>> Start Dataset entries

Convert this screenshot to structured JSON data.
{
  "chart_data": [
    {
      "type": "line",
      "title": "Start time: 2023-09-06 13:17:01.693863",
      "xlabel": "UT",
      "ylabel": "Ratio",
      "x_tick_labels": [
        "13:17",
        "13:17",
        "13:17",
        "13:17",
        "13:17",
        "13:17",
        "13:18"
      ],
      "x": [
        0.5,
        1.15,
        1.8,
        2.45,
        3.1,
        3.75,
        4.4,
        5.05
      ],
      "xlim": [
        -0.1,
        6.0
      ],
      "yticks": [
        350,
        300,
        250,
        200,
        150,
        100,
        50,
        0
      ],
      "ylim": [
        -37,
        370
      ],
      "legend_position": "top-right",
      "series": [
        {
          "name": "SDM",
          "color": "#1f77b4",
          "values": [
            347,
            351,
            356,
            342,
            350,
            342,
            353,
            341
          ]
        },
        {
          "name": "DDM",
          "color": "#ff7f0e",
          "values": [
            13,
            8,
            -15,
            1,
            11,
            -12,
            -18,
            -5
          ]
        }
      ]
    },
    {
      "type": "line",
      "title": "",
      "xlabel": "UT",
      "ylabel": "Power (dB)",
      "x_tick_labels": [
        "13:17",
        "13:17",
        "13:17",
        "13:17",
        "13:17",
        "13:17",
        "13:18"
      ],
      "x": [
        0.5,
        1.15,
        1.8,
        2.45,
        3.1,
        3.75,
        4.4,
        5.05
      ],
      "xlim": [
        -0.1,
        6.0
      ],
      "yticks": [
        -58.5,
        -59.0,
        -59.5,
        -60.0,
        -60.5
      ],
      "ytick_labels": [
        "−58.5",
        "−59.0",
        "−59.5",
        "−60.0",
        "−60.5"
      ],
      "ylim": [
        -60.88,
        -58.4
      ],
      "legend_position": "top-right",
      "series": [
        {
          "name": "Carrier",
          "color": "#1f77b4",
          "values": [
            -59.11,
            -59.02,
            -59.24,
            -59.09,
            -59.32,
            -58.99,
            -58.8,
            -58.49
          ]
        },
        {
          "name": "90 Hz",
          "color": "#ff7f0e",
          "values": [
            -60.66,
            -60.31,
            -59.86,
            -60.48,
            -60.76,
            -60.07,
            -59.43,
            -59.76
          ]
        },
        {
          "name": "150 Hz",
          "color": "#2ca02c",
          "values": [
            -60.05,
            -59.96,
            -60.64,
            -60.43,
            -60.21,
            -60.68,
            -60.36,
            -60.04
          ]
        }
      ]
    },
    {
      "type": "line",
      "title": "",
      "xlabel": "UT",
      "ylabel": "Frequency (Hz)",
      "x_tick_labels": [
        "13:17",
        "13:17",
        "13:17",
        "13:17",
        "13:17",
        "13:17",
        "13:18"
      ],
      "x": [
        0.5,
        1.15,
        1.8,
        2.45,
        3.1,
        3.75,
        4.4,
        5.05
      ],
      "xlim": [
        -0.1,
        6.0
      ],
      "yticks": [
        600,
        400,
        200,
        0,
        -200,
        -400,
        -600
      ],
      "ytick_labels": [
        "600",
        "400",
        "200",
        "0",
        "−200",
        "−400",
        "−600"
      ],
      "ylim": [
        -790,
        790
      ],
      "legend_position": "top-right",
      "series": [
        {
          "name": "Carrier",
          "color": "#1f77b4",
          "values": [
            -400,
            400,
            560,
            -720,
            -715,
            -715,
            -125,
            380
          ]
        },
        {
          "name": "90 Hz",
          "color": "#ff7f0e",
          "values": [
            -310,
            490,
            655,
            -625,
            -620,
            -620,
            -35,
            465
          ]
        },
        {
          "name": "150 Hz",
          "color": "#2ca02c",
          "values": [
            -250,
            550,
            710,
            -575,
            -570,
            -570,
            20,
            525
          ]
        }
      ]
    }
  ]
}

>> End Dataset entries

## Exercise goal
Using the data above, reproduce every line exactly.

## Worked solution
Convert this screenshot to structured JSON data.
{
  "chart_data": [
    {
      "type": "line",
      "title": "Start time: 2023-09-06 13:17:01.693863",
      "xlabel": "UT",
      "ylabel": "Ratio",
      "x_tick_labels": [
        "13:17",
        "13:17",
        "13:17",
        "13:17",
        "13:17",
        "13:17",
        "13:18"
      ],
      "x": [
        0.5,
        1.15,
        1.8,
        2.45,
        3.1,
        3.75,
        4.4,
        5.05
      ],
      "xlim": [
        -0.1,
        6.0
      ],
      "yticks": [
        350,
        300,
        250,
        200,
        150,
        100,
        50,
        0
      ],
      "ylim": [
        -37,
        370
      ],
      "legend_position": "top-right",
      "series": [
        {
          "name": "SDM",
          "color": "#1f77b4",
          "values": [
            347,
            351,
            356,
            342,
            350,
            342,
            353,
            341
          ]
        },
        {
          "name": "DDM",
          "color": "#ff7f0e",
          "values": [
            13,
            8,
            -15,
            1,
            11,
            -12,
            -18,
            -5
          ]
        }
      ]
    },
    {
      "type": "line",
      "title": "",
      "xlabel": "UT",
      "ylabel": "Power (dB)",
      "x_tick_labels": [
        "13:17",
        "13:17",
        "13:17",
        "13:17",
        "13:17",
        "13:17",
        "13:18"
      ],
      "x": [
        0.5,
        1.15,
        1.8,
        2.45,
        3.1,
        3.75,
        4.4,
        5.05
      ],
      "xlim": [
        -0.1,
        6.0
      ],
      "yticks": [
        -58.5,
        -59.0,
        -59.5,
        -60.0,
        -60.5
      ],
      "ytick_labels": [
        "−58.5",
        "−59.0",
        "−59.5",
        "−60.0",
        "−60.5"
      ],
      "ylim": [
        -60.88,
        -58.4
      ],
      "legend_position": "top-right",
      "series": [
        {
          "name": "Carrier",
          "color": "#1f77b4",
          "values": [
            -59.11,
            -59.02,
            -59.24,
            -59.09,
            -59.32,
            -58.99,
            -58.8,
            -58.49
          ]
        },
        {
          "name": "90 Hz",
          "color": "#ff7f0e",
          "values": [
            -60.66,
            -60.31,
            -59.86,
            -60.48,
            -60.76,
            -60.07,
            -59.43,
            -59.76
          ]
        },
        {
          "name": "150 Hz",
          "color": "#2ca02c",
          "values": [
            -60.05,
            -59.96,
            -60.64,
            -60.43,
            -60.21,
            -60.68,
            -60.36,
            -60.04
          ]
        }
      ]
    },
    {
      "type": "line",
      "title": "",
      "xlabel": "UT",
      "ylabel": "Frequency (Hz)",
      "x_tick_labels": [
        "13:17",
        "13:17",
        "13:17",
        "13:17",
        "13:17",
        "13:17",
        "13:18"
      ],
      "x": [
        0.5,
        1.15,
        1.8,
        2.45,
        3.1,
        3.75,
        4.4,
        5.05
      ],
      "xlim": [
        -0.1,
        6.0
      ],
      "yticks": [
        600,
        400,
        200,
        0,
        -200,
        -400,
        -600
      ],
      "ytick_labels": [
        "600",
        "400",
        "200",
        "0",
        "−200",
        "−400",
        "−600"
      ],
      "ylim": [
        -790,
        790
      ],
      "legend_position": "top-right",
      "series": [
        {
          "name": "Carrier",
          "color": "#1f77b4",
          "values": [
            -400,
            400,
            560,
            -720,
            -715,
            -715,
            -125,
            380
          ]
        },
        {
          "name": "90 Hz",
          "color": "#ff7f0e",
          "values": [
            -310,
            490,
            655,
            -625,
            -620,
            -620,
            -35,
            465
          ]
        },
        {
          "name": "150 Hz",
          "color": "#2ca02c",
          "values": [
            -250,
            550,
            710,
            -575,
            -570,
            -570,
            20,
            525
          ]
        }
      ]
    }
  ]
}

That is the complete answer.